(Dataset rows)
+===+
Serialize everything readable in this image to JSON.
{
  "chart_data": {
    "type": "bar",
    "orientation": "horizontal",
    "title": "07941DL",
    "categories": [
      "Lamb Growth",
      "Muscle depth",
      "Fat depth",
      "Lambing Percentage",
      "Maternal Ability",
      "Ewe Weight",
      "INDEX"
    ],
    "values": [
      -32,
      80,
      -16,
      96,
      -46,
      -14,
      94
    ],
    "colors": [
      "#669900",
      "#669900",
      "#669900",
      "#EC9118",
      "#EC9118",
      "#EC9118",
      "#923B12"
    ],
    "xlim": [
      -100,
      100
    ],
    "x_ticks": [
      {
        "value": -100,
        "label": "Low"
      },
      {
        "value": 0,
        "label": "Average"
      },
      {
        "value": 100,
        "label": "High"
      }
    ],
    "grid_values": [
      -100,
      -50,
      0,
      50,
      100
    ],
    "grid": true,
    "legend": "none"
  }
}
+===+
◆ What you need to do ◆
From the records above, please extract every line and repeat it exactly.

◆ Written answer ◆
Serialize everything readable in this image to JSON.
{
  "chart_data": {
    "type": "bar",
    "orientation": "horizontal",
    "title": "07941DL",
    "categories": [
      "Lamb Growth",
      "Muscle depth",
      "Fat depth",
      "Lambing Percentage",
      "Maternal Ability",
      "Ewe Weight",
      "INDEX"
    ],
    "values": [
      -32,
      80,
      -16,
      96,
      -46,
      -14,
      94
    ],
    "colors": [
      "#669900",
      "#669900",
      "#669900",
      "#EC9118",
      "#EC9118",
      "#EC9118",
      "#923B12"
    ],
    "xlim": [
      -100,
      100
    ],
    "x_ticks": [
      {
        "value": -100,
        "label": "Low"
      },
      {
        "value": 0,
        "label": "Average"
      },
      {
        "value": 100,
        "label": "High"
      }
    ],
    "grid_values": [
      -100,
      -50,
      0,
      50,
      100
    ],
    "grid": true,
    "legend": "none"
  }
}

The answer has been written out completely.